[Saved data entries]
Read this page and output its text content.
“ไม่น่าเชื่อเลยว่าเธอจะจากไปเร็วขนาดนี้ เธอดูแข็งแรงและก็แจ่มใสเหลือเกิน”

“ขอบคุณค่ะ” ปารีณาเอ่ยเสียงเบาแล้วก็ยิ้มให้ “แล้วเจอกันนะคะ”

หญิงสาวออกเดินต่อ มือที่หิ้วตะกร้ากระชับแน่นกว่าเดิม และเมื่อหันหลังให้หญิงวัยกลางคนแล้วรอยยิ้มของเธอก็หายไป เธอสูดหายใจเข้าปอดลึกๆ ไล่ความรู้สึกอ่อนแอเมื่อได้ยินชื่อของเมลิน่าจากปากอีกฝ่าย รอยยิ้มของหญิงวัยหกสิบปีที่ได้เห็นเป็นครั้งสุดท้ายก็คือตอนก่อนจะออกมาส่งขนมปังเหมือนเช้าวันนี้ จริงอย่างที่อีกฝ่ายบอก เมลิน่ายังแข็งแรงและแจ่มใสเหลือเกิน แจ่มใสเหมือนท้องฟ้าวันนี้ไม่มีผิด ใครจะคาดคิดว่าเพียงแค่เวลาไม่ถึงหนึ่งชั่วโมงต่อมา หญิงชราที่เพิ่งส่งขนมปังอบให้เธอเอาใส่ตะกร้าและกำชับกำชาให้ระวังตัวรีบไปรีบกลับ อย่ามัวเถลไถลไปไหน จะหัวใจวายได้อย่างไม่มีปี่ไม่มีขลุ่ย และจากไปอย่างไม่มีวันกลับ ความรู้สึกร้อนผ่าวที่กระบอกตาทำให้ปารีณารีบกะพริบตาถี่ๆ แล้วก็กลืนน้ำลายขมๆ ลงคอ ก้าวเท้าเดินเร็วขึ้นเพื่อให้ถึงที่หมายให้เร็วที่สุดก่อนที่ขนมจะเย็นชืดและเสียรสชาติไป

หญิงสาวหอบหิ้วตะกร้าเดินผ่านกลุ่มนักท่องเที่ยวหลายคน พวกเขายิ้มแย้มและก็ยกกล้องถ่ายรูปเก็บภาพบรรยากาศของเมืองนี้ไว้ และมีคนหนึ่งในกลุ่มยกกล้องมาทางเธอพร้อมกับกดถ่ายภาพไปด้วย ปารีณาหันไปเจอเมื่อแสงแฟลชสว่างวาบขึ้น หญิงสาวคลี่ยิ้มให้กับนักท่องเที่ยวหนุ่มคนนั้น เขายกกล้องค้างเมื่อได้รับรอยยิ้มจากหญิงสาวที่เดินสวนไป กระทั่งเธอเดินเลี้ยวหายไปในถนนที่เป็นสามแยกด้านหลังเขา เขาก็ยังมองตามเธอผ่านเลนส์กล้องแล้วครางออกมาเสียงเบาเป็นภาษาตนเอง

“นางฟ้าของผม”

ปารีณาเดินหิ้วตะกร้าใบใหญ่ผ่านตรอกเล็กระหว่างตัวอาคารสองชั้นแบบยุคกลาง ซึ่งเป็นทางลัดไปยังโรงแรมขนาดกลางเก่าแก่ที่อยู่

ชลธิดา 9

THE PROBLEM: Identify all lines where the word "มใสเหล" shows up. Copy them.

FULL ANSWER:
“ไม่น่าเชื่อเลยว่าเธอจะจากไปเร็วขนาดนี้ เธอดูแข็งแรงและก็แจ่มใสเหลือเกิน”
หญิงสาวออกเดินต่อ มือที่หิ้วตะกร้ากระชับแน่นกว่าเดิม และเมื่อหันหลังให้หญิงวัยกลางคนแล้วรอยยิ้มของเธอก็หายไป เธอสูดหายใจเข้าปอดลึกๆ ไล่ความรู้สึกอ่อนแอเมื่อได้ยินชื่อของเมลิน่าจากปากอีกฝ่าย รอยยิ้มของหญิงวัยหกสิบปีที่ได้เห็นเป็นครั้งสุดท้ายก็คือตอนก่อนจะออกมาส่งขนมปังเหมือนเช้าวันนี้ จริงอย่างที่อีกฝ่ายบอก เมลิน่ายังแข็งแรงและแจ่มใสเหลือเกิน แจ่มใสเหมือนท้องฟ้าวันนี้ไม่มีผิด ใครจะคาดคิดว่าเพียงแค่เวลาไม่ถึงหนึ่งชั่วโมงต่อมา หญิงชราที่เพิ่งส่งขนมปังอบให้เธอเอาใส่ตะกร้าและกำชับกำชาให้ระวังตัวรีบไปรีบกลับ อย่ามัวเถลไถลไปไหน จะหัวใจวายได้อย่างไม่มีปี่ไม่มีขลุ่ย และจากไปอย่างไม่มีวันกลับ ความรู้สึกร้อนผ่าวที่กระบอกตาทำให้ปารีณารีบกะพริบตาถี่ๆ แล้วก็กลืนน้ำลายขมๆ ลงคอ ก้าวเท้าเดินเร็วขึ้นเพื่อให้ถึงที่หมายให้เร็วที่สุดก่อนที่ขนมจะเย็นชืดและเสียรสชาติไป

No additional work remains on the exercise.